WHAT NEEDS TO BE DONE
Every entry needs to be reproduced exactly.

SUPPLIED MATERIAL
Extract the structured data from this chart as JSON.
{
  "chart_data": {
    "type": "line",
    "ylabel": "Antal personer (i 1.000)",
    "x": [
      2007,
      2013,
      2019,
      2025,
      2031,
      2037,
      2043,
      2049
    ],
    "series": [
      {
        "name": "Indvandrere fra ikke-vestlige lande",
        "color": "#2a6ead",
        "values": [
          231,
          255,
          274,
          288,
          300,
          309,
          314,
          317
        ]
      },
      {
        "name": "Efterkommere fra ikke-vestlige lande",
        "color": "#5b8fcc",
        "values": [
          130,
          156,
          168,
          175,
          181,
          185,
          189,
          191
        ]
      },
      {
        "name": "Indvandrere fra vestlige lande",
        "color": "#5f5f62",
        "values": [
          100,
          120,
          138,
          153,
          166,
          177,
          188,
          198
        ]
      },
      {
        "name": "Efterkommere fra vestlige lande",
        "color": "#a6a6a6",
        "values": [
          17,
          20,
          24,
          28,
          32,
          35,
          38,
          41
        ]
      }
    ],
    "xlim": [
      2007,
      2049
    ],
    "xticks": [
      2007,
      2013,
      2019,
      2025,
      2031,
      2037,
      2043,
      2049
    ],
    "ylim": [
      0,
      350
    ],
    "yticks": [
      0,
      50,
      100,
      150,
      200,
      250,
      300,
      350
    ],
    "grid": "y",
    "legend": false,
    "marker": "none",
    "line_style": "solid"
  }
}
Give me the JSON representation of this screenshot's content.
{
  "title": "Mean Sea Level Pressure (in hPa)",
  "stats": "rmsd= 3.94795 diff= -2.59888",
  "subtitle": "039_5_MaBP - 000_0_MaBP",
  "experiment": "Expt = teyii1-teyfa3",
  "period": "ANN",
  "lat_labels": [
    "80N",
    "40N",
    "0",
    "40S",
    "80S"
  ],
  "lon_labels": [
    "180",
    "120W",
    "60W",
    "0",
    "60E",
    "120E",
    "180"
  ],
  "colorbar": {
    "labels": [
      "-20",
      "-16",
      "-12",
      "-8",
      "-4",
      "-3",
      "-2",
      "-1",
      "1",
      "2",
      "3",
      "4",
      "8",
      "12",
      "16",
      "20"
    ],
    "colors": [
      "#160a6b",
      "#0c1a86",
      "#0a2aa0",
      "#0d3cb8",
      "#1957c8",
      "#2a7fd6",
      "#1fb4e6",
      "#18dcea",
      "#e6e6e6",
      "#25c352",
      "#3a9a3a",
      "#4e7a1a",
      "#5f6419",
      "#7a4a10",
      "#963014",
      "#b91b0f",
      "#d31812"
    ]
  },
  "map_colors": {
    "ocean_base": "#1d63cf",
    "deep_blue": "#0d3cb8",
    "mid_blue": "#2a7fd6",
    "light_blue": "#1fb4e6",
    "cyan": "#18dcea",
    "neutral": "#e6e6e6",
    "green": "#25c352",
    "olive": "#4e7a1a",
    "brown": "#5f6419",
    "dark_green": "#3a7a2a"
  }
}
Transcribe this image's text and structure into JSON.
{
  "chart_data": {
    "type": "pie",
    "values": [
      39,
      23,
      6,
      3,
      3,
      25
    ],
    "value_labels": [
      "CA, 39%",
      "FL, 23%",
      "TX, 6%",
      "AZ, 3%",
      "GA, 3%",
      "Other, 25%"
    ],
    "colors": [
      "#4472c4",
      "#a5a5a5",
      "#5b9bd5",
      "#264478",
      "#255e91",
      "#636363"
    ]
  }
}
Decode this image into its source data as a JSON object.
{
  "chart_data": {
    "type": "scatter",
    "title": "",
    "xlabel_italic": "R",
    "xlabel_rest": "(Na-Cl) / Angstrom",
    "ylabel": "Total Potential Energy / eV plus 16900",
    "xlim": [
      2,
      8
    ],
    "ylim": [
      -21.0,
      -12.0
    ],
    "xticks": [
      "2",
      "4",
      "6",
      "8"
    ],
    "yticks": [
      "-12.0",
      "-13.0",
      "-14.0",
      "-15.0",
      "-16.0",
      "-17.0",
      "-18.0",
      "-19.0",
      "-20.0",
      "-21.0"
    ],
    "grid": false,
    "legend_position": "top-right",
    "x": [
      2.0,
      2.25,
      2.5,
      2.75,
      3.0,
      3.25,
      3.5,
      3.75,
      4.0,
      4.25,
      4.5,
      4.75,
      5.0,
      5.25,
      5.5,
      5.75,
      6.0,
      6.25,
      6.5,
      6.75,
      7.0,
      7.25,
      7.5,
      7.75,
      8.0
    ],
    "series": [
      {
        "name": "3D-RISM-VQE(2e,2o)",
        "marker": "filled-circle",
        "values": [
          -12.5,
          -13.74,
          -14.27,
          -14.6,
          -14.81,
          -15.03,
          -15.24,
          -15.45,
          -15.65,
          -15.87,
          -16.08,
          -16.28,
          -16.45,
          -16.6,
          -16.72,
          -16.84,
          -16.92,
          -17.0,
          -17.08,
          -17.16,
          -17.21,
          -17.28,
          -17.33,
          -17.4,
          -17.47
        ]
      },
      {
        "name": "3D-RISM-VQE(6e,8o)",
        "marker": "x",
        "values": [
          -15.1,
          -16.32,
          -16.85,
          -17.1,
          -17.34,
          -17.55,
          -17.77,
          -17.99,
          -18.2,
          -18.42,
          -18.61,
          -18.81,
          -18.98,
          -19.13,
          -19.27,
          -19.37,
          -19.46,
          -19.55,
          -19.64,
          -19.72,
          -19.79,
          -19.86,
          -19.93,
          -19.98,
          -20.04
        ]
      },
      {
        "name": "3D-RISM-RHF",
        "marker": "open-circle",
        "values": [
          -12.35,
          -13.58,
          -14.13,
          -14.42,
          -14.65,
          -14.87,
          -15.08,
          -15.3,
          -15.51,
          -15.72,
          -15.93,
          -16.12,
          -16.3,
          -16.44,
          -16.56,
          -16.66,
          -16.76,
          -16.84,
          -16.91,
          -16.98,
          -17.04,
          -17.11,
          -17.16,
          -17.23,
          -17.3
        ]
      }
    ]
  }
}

ANSWER FOR THE TASK
Extract the structured data from this chart as JSON.
{
  "chart_data": {
    "type": "line",
    "ylabel": "Antal personer (i 1.000)",
    "x": [
      2007,
      2013,
      2019,
      2025,
      2031,
      2037,
      2043,
      2049
    ],
    "series": [
      {
        "name": "Indvandrere fra ikke-vestlige lande",
        "color": "#2a6ead",
        "values": [
          231,
          255,
          274,
          288,
          300,
          309,
          314,
          317
        ]
      },
      {
        "name": "Efterkommere fra ikke-vestlige lande",
        "color": "#5b8fcc",
        "values": [
          130,
          156,
          168,
          175,
          181,
          185,
          189,
          191
        ]
      },
      {
        "name": "Indvandrere fra vestlige lande",
        "color": "#5f5f62",
        "values": [
          100,
          120,
          138,
          153,
          166,
          177,
          188,
          198
        ]
      },
      {
        "name": "Efterkommere fra vestlige lande",
        "color": "#a6a6a6",
        "values": [
          17,
          20,
          24,
          28,
          32,
          35,
          38,
          41
        ]
      }
    ],
    "xlim": [
      2007,
      2049
    ],
    "xticks": [
      2007,
      2013,
      2019,
      2025,
      2031,
      2037,
      2043,
      2049
    ],
    "ylim": [
      0,
      350
    ],
    "yticks": [
      0,
      50,
      100,
      150,
      200,
      250,
      300,
      350
    ],
    "grid": "y",
    "legend": false,
    "marker": "none",
    "line_style": "solid"
  }
}
Give me the JSON representation of this screenshot's content.
{
  "title": "Mean Sea Level Pressure (in hPa)",
  "stats": "rmsd= 3.94795 diff= -2.59888",
  "subtitle": "039_5_MaBP - 000_0_MaBP",
  "experiment": "Expt = teyii1-teyfa3",
  "period": "ANN",
  "lat_labels": [
    "80N",
    "40N",
    "0",
    "40S",
    "80S"
  ],
  "lon_labels": [
    "180",
    "120W",
    "60W",
    "0",
    "60E",
    "120E",
    "180"
  ],
  "colorbar": {
    "labels": [
      "-20",
      "-16",
      "-12",
      "-8",
      "-4",
      "-3",
      "-2",
      "-1",
      "1",
      "2",
      "3",
      "4",
      "8",
      "12",
      "16",
      "20"
    ],
    "colors": [
      "#160a6b",
      "#0c1a86",
      "#0a2aa0",
      "#0d3cb8",
      "#1957c8",
      "#2a7fd6",
      "#1fb4e6",
      "#18dcea",
      "#e6e6e6",
      "#25c352",
      "#3a9a3a",
      "#4e7a1a",
      "#5f6419",
      "#7a4a10",
      "#963014",
      "#b91b0f",
      "#d31812"
    ]
  },
  "map_colors": {
    "ocean_base": "#1d63cf",
    "deep_blue": "#0d3cb8",
    "mid_blue": "#2a7fd6",
    "light_blue": "#1fb4e6",
    "cyan": "#18dcea",
    "neutral": "#e6e6e6",
    "green": "#25c352",
    "olive": "#4e7a1a",
    "brown": "#5f6419",
    "dark_green": "#3a7a2a"
  }
}
Transcribe this image's text and structure into JSON.
{
  "chart_data": {
    "type": "pie",
    "values": [
      39,
      23,
      6,
      3,
      3,
      25
    ],
    "value_labels": [
      "CA, 39%",
      "FL, 23%",
      "TX, 6%",
      "AZ, 3%",
      "GA, 3%",
      "Other, 25%"
    ],
    "colors": [
      "#4472c4",
      "#a5a5a5",
      "#5b9bd5",
      "#264478",
      "#255e91",
      "#636363"
    ]
  }
}
Decode this image into its source data as a JSON object.
{
  "chart_data": {
    "type": "scatter",
    "title": "",
    "xlabel_italic": "R",
    "xlabel_rest": "(Na-Cl) / Angstrom",
    "ylabel": "Total Potential Energy / eV plus 16900",
    "xlim": [
      2,
      8
    ],
    "ylim": [
      -21.0,
      -12.0
    ],
    "xticks": [
      "2",
      "4",
      "6",
      "8"
    ],
    "yticks": [
      "-12.0",
      "-13.0",
      "-14.0",
      "-15.0",
      "-16.0",
      "-17.0",
      "-18.0",
      "-19.0",
      "-20.0",
      "-21.0"
    ],
    "grid": false,
    "legend_position": "top-right",
    "x": [
      2.0,
      2.25,
      2.5,
      2.75,
      3.0,
      3.25,
      3.5,
      3.75,
      4.0,
      4.25,
      4.5,
      4.75,
      5.0,
      5.25,
      5.5,
      5.75,
      6.0,
      6.25,
      6.5,
      6.75,
      7.0,
      7.25,
      7.5,
      7.75,
      8.0
    ],
    "series": [
      {
        "name": "3D-RISM-VQE(2e,2o)",
        "marker": "filled-circle",
        "values": [
          -12.5,
          -13.74,
          -14.27,
          -14.6,
          -14.81,
          -15.03,
          -15.24,
          -15.45,
          -15.65,
          -15.87,
          -16.08,
          -16.28,
          -16.45,
          -16.6,
          -16.72,
          -16.84,
          -16.92,
          -17.0,
          -17.08,
          -17.16,
          -17.21,
          -17.28,
          -17.33,
          -17.4,
          -17.47
        ]
      },
      {
        "name": "3D-RISM-VQE(6e,8o)",
        "marker": "x",
        "values": [
          -15.1,
          -16.32,
          -16.85,
          -17.1,
          -17.34,
          -17.55,
          -17.77,
          -17.99,
          -18.2,
          -18.42,
          -18.61,
          -18.81,
          -18.98,
          -19.13,
          -19.27,
          -19.37,
          -19.46,
          -19.55,
          -19.64,
          -19.72,
          -19.79,
          -19.86,
          -19.93,
          -19.98,
          -20.04
        ]
      },
      {
        "name": "3D-RISM-RHF",
        "marker": "open-circle",
        "values": [
          -12.35,
          -13.58,
          -14.13,
          -14.42,
          -14.65,
          -14.87,
          -15.08,
          -15.3,
          -15.51,
          -15.72,
          -15.93,
          -16.12,
          -16.3,
          -16.44,
          -16.56,
          -16.66,
          -16.76,
          -16.84,
          -16.91,
          -16.98,
          -17.04,
          -17.11,
          -17.16,
          -17.23,
          -17.3
        ]
      }
    ]
  }
}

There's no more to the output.